» **REQUIREMENT**: Extract the lines that hold the string "Delete".

» **DATA ROWS**:
□ □ □ □

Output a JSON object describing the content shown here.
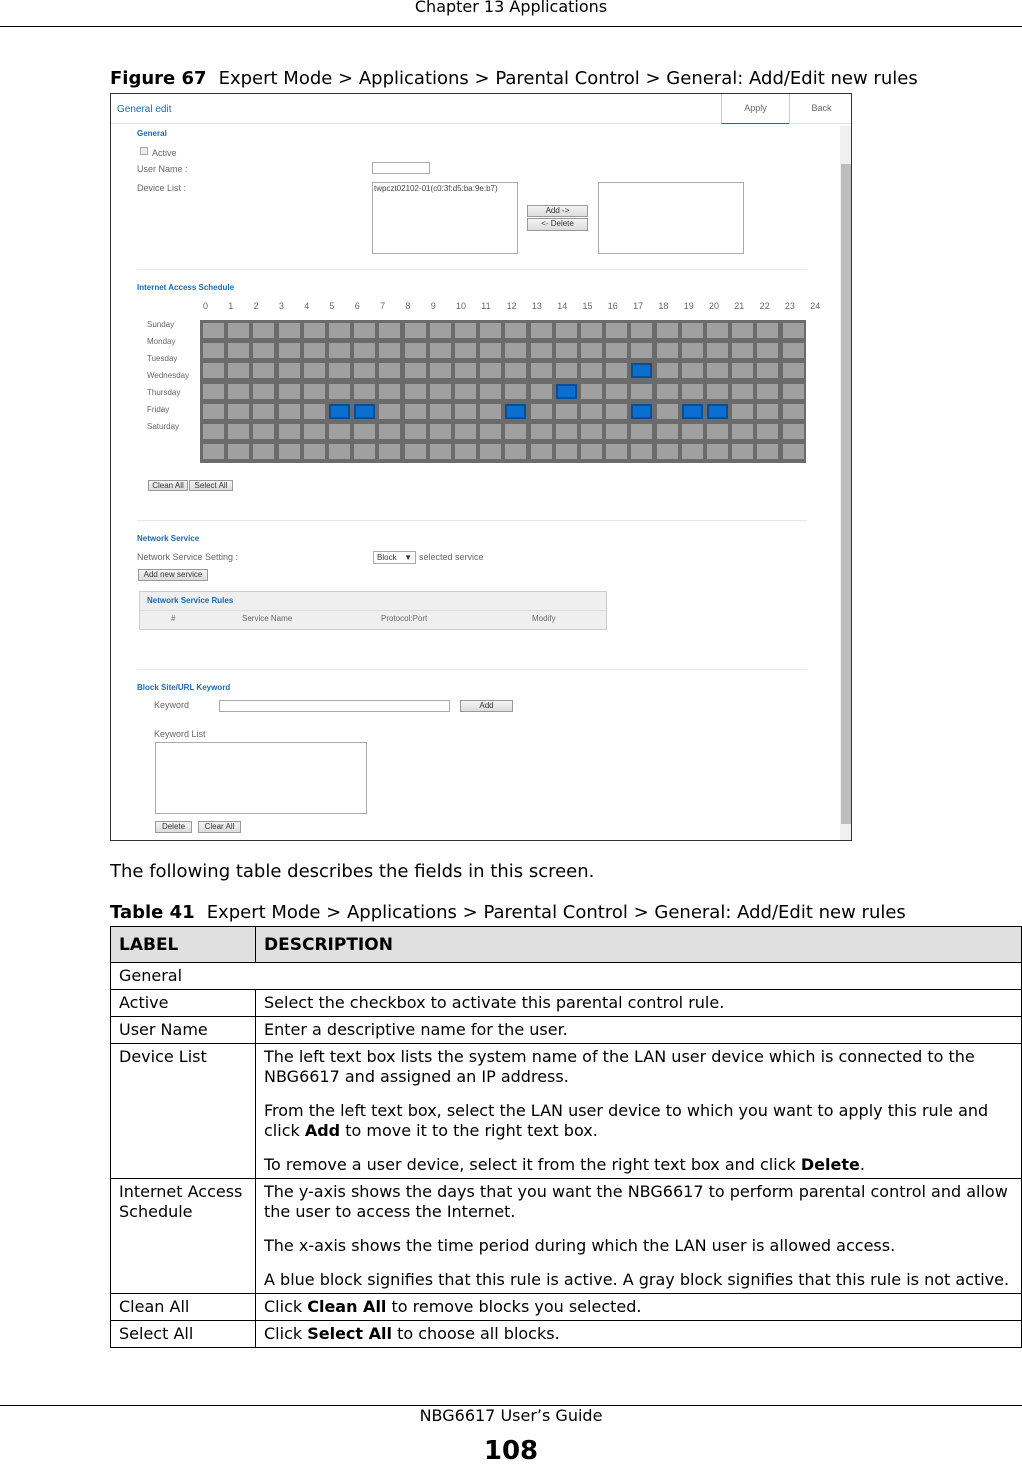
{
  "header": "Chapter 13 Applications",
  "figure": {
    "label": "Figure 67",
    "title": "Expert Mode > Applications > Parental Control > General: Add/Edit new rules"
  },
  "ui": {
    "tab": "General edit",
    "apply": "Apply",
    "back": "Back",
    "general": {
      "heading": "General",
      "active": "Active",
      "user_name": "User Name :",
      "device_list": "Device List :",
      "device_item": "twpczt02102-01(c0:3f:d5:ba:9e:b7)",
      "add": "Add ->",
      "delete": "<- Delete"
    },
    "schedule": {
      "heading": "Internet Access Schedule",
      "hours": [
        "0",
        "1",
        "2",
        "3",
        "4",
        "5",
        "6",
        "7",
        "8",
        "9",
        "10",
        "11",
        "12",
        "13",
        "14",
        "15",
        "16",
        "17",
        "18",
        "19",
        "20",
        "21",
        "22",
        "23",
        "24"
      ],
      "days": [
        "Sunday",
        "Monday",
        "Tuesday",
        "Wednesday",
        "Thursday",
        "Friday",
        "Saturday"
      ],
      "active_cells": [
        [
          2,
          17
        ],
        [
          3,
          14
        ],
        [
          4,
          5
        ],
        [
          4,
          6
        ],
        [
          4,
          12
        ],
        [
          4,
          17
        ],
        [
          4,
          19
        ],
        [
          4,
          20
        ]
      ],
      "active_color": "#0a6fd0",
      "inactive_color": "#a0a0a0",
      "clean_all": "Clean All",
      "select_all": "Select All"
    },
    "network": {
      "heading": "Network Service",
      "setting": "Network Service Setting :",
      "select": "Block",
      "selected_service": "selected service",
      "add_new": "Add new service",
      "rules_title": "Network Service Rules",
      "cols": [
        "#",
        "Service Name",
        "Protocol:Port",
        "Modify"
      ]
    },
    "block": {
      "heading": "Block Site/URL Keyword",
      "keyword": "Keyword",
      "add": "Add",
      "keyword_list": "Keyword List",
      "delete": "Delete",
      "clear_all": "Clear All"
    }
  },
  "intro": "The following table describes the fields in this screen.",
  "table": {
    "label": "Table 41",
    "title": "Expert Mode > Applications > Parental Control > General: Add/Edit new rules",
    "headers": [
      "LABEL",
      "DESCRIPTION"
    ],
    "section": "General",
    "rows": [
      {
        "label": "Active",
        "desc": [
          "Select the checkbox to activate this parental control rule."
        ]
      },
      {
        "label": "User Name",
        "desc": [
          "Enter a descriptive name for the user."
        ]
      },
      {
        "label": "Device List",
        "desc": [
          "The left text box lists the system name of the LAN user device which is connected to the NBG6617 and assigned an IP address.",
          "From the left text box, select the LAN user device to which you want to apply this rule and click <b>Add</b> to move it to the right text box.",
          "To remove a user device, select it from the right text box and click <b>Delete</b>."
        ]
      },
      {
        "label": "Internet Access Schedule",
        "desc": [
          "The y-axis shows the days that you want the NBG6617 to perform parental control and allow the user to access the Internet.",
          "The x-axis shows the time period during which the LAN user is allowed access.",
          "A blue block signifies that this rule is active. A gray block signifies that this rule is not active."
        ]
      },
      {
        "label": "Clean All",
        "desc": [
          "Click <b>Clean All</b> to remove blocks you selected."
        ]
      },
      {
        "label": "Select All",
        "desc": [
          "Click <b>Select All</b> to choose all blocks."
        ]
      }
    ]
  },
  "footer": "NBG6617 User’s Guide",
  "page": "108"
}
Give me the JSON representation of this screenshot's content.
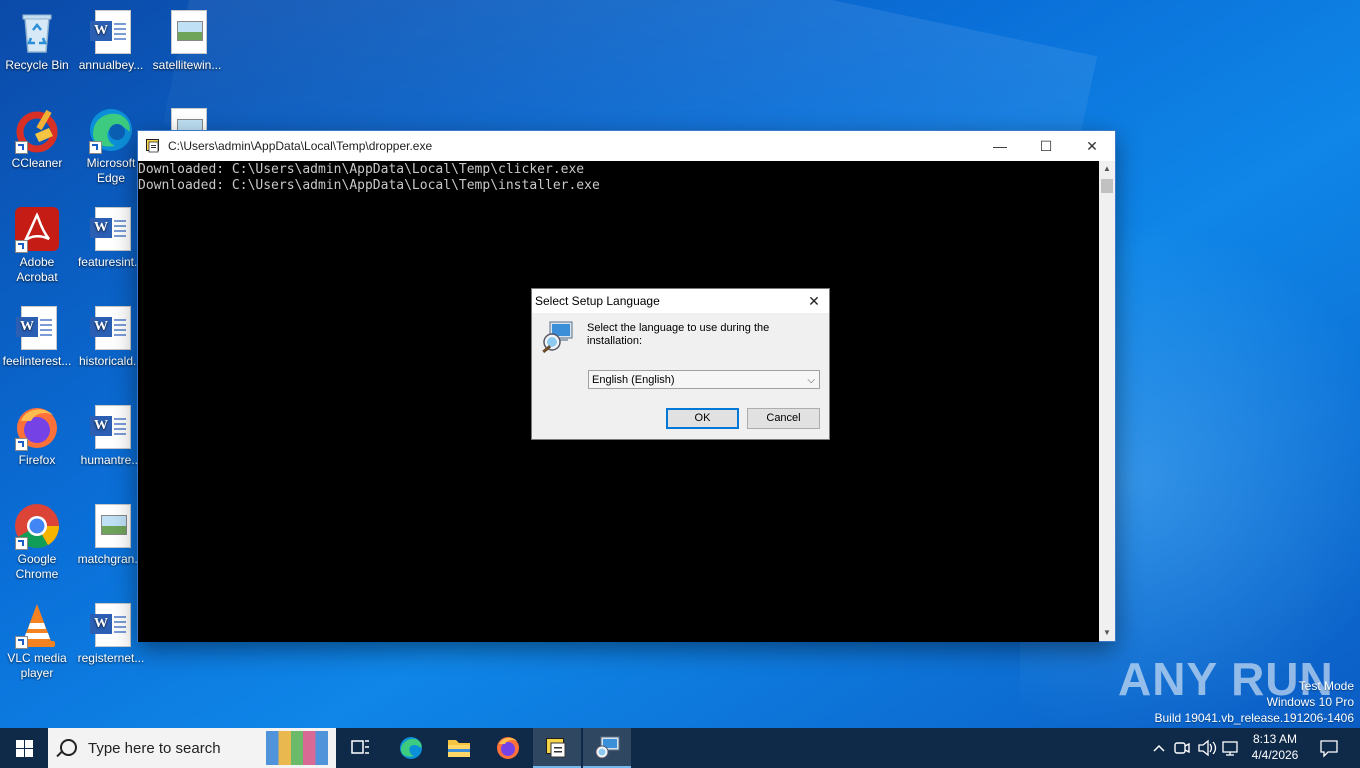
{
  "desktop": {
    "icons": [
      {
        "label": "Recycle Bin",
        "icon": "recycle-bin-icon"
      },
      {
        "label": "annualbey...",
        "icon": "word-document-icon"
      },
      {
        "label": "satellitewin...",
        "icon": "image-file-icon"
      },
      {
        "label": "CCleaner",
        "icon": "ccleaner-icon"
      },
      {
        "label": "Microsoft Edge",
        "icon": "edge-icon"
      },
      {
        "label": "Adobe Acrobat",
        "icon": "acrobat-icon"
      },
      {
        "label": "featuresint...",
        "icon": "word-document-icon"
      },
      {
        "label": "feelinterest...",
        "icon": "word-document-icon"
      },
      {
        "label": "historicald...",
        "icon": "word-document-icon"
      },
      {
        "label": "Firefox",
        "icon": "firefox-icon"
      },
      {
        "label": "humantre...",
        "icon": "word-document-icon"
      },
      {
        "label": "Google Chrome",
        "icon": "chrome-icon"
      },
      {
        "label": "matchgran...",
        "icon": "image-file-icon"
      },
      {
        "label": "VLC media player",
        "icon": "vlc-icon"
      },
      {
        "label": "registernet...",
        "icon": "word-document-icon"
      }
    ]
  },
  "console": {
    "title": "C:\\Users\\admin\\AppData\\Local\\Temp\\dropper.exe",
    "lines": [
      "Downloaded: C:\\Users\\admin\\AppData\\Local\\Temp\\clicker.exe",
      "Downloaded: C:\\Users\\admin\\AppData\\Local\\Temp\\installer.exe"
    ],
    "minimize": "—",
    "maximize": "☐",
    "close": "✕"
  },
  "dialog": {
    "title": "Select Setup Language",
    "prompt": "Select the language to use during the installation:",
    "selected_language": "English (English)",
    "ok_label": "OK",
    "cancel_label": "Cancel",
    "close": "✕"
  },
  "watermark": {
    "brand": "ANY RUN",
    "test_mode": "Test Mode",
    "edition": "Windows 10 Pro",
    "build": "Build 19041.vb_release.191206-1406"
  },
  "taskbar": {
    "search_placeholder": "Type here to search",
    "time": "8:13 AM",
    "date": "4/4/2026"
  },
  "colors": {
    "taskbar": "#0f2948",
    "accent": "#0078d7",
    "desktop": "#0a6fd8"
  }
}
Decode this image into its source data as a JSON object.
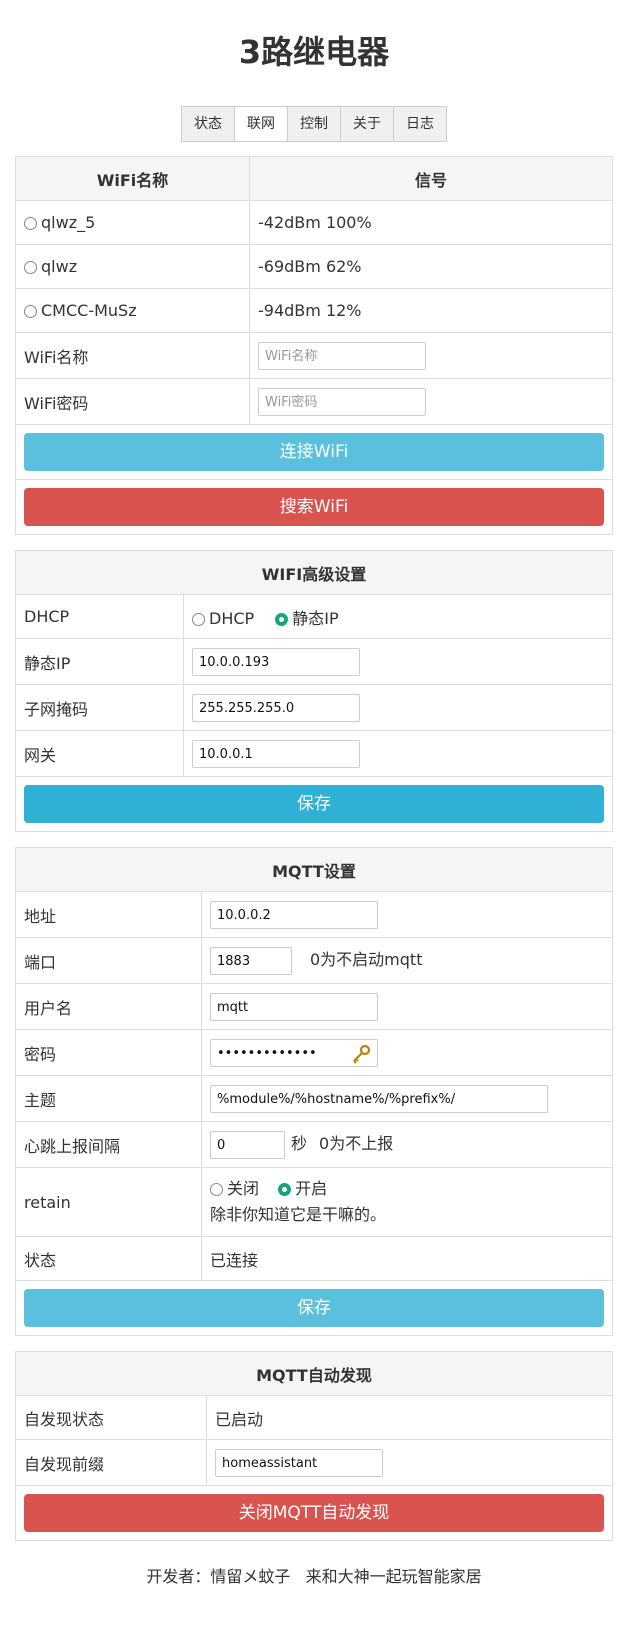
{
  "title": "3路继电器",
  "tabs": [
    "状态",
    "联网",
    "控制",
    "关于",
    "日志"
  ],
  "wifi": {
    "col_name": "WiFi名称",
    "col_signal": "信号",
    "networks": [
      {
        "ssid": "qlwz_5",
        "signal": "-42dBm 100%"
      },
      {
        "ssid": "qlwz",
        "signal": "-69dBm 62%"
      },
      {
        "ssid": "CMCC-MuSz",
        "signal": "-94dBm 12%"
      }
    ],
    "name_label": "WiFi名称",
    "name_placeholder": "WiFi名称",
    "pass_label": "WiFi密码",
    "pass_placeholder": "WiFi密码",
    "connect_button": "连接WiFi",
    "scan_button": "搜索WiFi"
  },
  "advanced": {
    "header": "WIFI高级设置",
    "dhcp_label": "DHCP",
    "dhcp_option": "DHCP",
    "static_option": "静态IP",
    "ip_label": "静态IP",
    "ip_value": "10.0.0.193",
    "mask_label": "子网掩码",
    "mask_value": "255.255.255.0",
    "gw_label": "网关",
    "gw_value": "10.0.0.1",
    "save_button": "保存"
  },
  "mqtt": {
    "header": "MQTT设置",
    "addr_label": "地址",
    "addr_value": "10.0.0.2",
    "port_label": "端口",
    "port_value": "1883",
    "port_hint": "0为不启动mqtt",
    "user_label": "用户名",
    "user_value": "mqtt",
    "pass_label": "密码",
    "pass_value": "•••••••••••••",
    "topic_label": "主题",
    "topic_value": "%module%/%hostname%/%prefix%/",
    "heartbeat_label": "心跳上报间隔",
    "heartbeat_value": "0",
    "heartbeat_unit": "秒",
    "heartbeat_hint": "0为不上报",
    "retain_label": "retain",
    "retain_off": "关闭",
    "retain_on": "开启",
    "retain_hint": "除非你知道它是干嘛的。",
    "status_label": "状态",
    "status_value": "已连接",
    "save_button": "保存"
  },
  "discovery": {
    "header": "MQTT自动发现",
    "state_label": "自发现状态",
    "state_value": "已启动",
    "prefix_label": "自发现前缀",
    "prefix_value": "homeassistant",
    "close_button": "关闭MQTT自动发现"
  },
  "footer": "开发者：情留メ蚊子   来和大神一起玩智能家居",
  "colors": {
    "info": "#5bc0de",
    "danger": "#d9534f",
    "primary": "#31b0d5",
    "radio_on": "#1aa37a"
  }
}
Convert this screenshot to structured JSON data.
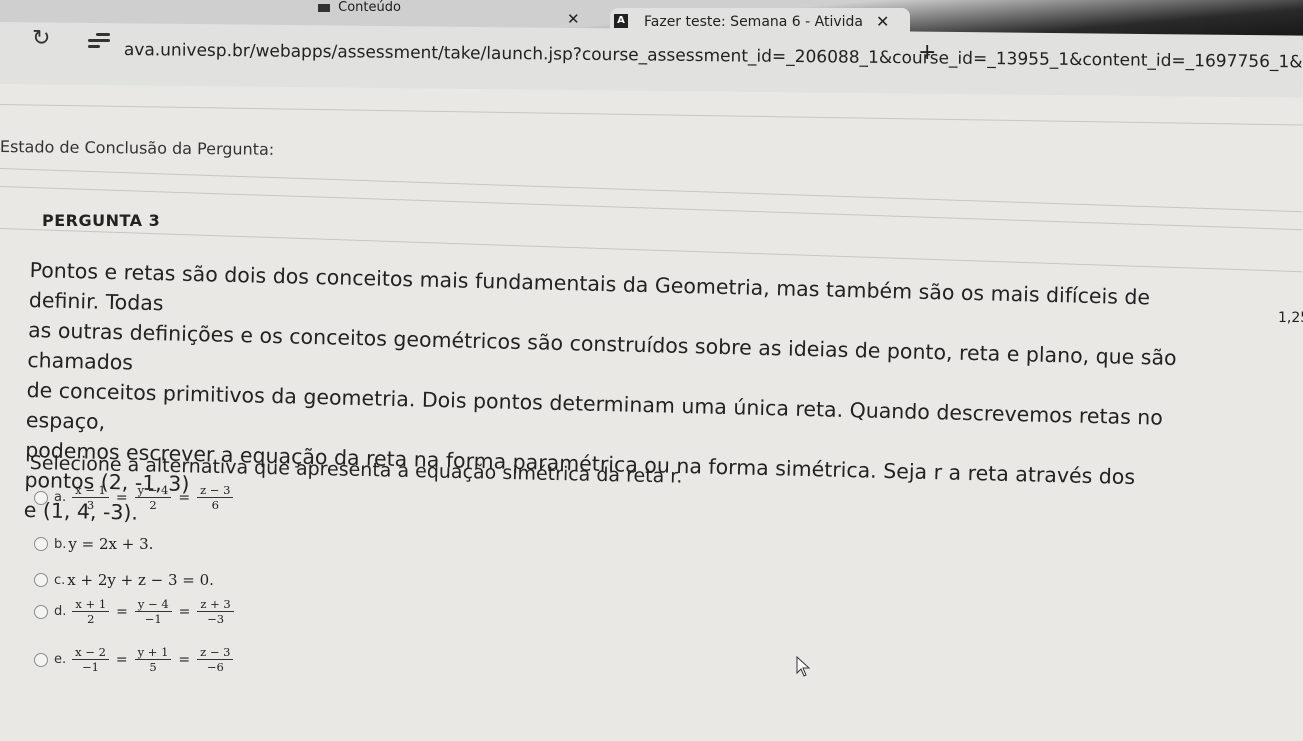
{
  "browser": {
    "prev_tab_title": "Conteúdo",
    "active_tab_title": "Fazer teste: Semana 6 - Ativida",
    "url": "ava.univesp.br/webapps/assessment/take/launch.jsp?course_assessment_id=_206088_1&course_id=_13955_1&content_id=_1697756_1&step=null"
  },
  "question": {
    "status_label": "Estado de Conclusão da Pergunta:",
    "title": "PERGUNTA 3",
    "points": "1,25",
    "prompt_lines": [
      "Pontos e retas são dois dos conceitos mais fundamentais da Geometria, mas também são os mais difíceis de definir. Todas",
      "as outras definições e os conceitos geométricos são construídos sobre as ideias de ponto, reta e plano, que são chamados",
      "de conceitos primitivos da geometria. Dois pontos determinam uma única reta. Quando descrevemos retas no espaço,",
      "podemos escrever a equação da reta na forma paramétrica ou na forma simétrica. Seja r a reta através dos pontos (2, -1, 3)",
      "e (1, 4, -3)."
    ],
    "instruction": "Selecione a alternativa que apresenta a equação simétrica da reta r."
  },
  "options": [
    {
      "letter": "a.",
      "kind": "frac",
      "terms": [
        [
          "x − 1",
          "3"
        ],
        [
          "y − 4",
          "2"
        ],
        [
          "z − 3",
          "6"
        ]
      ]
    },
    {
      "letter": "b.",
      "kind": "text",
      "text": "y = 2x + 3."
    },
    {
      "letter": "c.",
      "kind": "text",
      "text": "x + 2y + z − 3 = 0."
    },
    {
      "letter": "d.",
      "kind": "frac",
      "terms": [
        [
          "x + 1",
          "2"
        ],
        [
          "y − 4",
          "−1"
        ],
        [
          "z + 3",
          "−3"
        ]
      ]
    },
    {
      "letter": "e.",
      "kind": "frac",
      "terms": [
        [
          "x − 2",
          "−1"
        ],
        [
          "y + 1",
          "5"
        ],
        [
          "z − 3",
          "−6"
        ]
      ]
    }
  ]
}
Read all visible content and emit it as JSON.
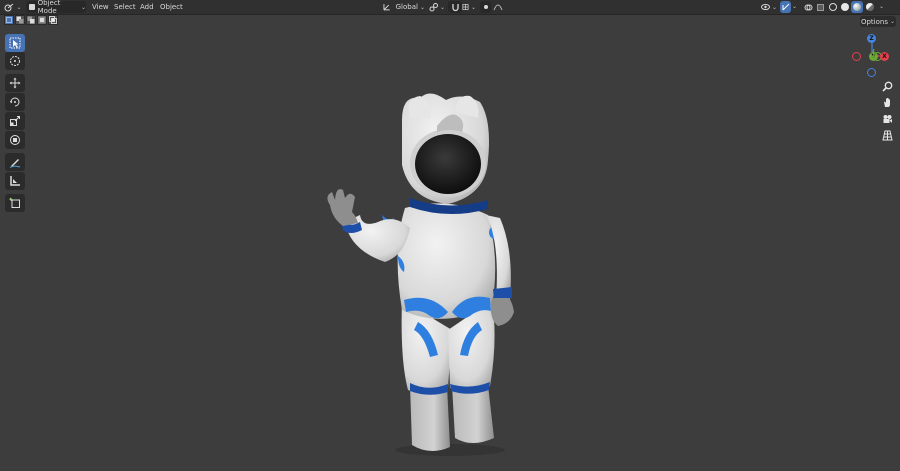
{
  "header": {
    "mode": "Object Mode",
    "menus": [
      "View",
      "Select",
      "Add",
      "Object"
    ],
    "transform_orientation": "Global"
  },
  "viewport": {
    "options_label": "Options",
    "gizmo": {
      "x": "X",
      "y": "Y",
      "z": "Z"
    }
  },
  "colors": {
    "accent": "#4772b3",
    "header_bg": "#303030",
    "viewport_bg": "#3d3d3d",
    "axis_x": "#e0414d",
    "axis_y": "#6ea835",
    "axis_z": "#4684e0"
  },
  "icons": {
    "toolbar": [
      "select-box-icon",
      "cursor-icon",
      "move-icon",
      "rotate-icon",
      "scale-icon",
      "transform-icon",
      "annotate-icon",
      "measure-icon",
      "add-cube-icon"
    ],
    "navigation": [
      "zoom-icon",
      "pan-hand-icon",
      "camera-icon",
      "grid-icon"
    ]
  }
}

□ □ □ □

» **SOLUTION**:
      "delete": "<- Delete"
      "delete": "Delete",
          "To remove a user device, select it from the right text box and click <b>Delete</b>."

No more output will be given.